- [WRITTEN PROBLEM] An exact reproduction of the records is required, with all images left out.

-------- DATA SUPPLIED

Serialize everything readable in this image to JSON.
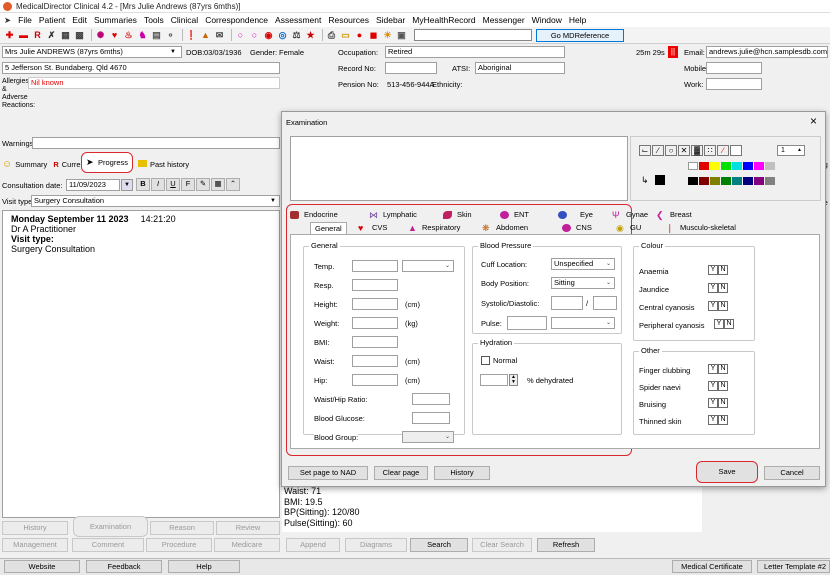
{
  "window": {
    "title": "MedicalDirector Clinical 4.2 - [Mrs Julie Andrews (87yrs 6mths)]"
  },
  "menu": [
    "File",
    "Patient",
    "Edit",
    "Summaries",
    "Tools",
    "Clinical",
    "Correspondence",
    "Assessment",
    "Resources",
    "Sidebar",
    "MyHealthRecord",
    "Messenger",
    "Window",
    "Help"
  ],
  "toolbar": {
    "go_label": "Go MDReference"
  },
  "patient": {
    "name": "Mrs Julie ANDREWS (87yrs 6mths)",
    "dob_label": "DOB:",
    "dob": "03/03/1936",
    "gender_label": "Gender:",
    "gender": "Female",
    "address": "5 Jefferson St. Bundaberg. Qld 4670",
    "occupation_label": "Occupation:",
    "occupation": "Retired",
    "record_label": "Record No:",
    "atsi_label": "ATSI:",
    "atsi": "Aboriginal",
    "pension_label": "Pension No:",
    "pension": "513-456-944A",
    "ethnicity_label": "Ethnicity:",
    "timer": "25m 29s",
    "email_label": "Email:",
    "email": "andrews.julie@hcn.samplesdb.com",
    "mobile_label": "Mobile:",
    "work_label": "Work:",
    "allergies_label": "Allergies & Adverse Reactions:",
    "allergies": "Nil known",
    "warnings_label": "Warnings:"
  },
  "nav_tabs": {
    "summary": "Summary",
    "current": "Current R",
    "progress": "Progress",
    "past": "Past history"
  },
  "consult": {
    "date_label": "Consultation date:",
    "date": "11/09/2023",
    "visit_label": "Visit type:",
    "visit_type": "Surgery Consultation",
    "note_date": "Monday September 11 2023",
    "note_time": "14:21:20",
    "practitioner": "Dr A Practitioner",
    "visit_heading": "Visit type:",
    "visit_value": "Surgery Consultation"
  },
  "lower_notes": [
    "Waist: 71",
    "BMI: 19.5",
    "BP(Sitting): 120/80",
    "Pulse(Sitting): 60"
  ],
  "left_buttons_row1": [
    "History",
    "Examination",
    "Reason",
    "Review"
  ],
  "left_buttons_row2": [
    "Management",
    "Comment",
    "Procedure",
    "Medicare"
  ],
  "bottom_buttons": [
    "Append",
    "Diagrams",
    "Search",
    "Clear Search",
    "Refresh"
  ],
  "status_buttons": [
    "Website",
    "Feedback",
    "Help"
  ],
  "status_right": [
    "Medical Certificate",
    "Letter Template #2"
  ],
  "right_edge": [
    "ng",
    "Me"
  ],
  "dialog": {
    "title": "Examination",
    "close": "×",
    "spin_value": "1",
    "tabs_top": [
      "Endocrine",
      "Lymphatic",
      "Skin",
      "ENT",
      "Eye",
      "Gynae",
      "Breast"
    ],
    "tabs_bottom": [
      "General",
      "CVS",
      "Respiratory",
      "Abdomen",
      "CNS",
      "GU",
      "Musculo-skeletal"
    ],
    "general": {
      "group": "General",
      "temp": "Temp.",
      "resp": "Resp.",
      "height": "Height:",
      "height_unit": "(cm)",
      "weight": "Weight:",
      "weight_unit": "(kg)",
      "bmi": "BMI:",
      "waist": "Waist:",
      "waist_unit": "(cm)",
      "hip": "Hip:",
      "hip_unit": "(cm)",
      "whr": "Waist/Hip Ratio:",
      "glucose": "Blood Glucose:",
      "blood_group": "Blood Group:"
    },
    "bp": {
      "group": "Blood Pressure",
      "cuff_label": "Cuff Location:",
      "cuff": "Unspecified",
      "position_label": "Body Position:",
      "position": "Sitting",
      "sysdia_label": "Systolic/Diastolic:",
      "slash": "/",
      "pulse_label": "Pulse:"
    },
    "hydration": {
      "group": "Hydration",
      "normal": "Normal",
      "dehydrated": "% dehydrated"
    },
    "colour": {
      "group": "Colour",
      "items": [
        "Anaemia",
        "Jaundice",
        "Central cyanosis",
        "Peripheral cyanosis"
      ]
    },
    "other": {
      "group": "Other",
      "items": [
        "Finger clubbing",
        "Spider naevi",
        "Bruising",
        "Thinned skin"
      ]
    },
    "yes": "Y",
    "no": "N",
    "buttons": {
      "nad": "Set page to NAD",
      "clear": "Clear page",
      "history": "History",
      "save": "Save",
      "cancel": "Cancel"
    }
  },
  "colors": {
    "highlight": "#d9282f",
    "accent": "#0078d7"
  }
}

----------------

- [ANSWER FOR THIS EXERCISE]
Serialize everything readable in this image to JSON.
{
  "window": {
    "title": "MedicalDirector Clinical 4.2 - [Mrs Julie Andrews (87yrs 6mths)]"
  },
  "menu": [
    "File",
    "Patient",
    "Edit",
    "Summaries",
    "Tools",
    "Clinical",
    "Correspondence",
    "Assessment",
    "Resources",
    "Sidebar",
    "MyHealthRecord",
    "Messenger",
    "Window",
    "Help"
  ],
  "toolbar": {
    "go_label": "Go MDReference"
  },
  "patient": {
    "name": "Mrs Julie ANDREWS (87yrs 6mths)",
    "dob_label": "DOB:",
    "dob": "03/03/1936",
    "gender_label": "Gender:",
    "gender": "Female",
    "address": "5 Jefferson St. Bundaberg. Qld 4670",
    "occupation_label": "Occupation:",
    "occupation": "Retired",
    "record_label": "Record No:",
    "atsi_label": "ATSI:",
    "atsi": "Aboriginal",
    "pension_label": "Pension No:",
    "pension": "513-456-944A",
    "ethnicity_label": "Ethnicity:",
    "timer": "25m 29s",
    "email_label": "Email:",
    "email": "andrews.julie@hcn.samplesdb.com",
    "mobile_label": "Mobile:",
    "work_label": "Work:",
    "allergies_label": "Allergies & Adverse Reactions:",
    "allergies": "Nil known",
    "warnings_label": "Warnings:"
  },
  "nav_tabs": {
    "summary": "Summary",
    "current": "Current R",
    "progress": "Progress",
    "past": "Past history"
  },
  "consult": {
    "date_label": "Consultation date:",
    "date": "11/09/2023",
    "visit_label": "Visit type:",
    "visit_type": "Surgery Consultation",
    "note_date": "Monday September 11 2023",
    "note_time": "14:21:20",
    "practitioner": "Dr A Practitioner",
    "visit_heading": "Visit type:",
    "visit_value": "Surgery Consultation"
  },
  "lower_notes": [
    "Waist: 71",
    "BMI: 19.5",
    "BP(Sitting): 120/80",
    "Pulse(Sitting): 60"
  ],
  "left_buttons_row1": [
    "History",
    "Examination",
    "Reason",
    "Review"
  ],
  "left_buttons_row2": [
    "Management",
    "Comment",
    "Procedure",
    "Medicare"
  ],
  "bottom_buttons": [
    "Append",
    "Diagrams",
    "Search",
    "Clear Search",
    "Refresh"
  ],
  "status_buttons": [
    "Website",
    "Feedback",
    "Help"
  ],
  "status_right": [
    "Medical Certificate",
    "Letter Template #2"
  ],
  "right_edge": [
    "ng",
    "Me"
  ],
  "dialog": {
    "title": "Examination",
    "close": "×",
    "spin_value": "1",
    "tabs_top": [
      "Endocrine",
      "Lymphatic",
      "Skin",
      "ENT",
      "Eye",
      "Gynae",
      "Breast"
    ],
    "tabs_bottom": [
      "General",
      "CVS",
      "Respiratory",
      "Abdomen",
      "CNS",
      "GU",
      "Musculo-skeletal"
    ],
    "general": {
      "group": "General",
      "temp": "Temp.",
      "resp": "Resp.",
      "height": "Height:",
      "height_unit": "(cm)",
      "weight": "Weight:",
      "weight_unit": "(kg)",
      "bmi": "BMI:",
      "waist": "Waist:",
      "waist_unit": "(cm)",
      "hip": "Hip:",
      "hip_unit": "(cm)",
      "whr": "Waist/Hip Ratio:",
      "glucose": "Blood Glucose:",
      "blood_group": "Blood Group:"
    },
    "bp": {
      "group": "Blood Pressure",
      "cuff_label": "Cuff Location:",
      "cuff": "Unspecified",
      "position_label": "Body Position:",
      "position": "Sitting",
      "sysdia_label": "Systolic/Diastolic:",
      "slash": "/",
      "pulse_label": "Pulse:"
    },
    "hydration": {
      "group": "Hydration",
      "normal": "Normal",
      "dehydrated": "% dehydrated"
    },
    "colour": {
      "group": "Colour",
      "items": [
        "Anaemia",
        "Jaundice",
        "Central cyanosis",
        "Peripheral cyanosis"
      ]
    },
    "other": {
      "group": "Other",
      "items": [
        "Finger clubbing",
        "Spider naevi",
        "Bruising",
        "Thinned skin"
      ]
    },
    "yes": "Y",
    "no": "N",
    "buttons": {
      "nad": "Set page to NAD",
      "clear": "Clear page",
      "history": "History",
      "save": "Save",
      "cancel": "Cancel"
    }
  },
  "colors": {
    "highlight": "#d9282f",
    "accent": "#0078d7"
  }
}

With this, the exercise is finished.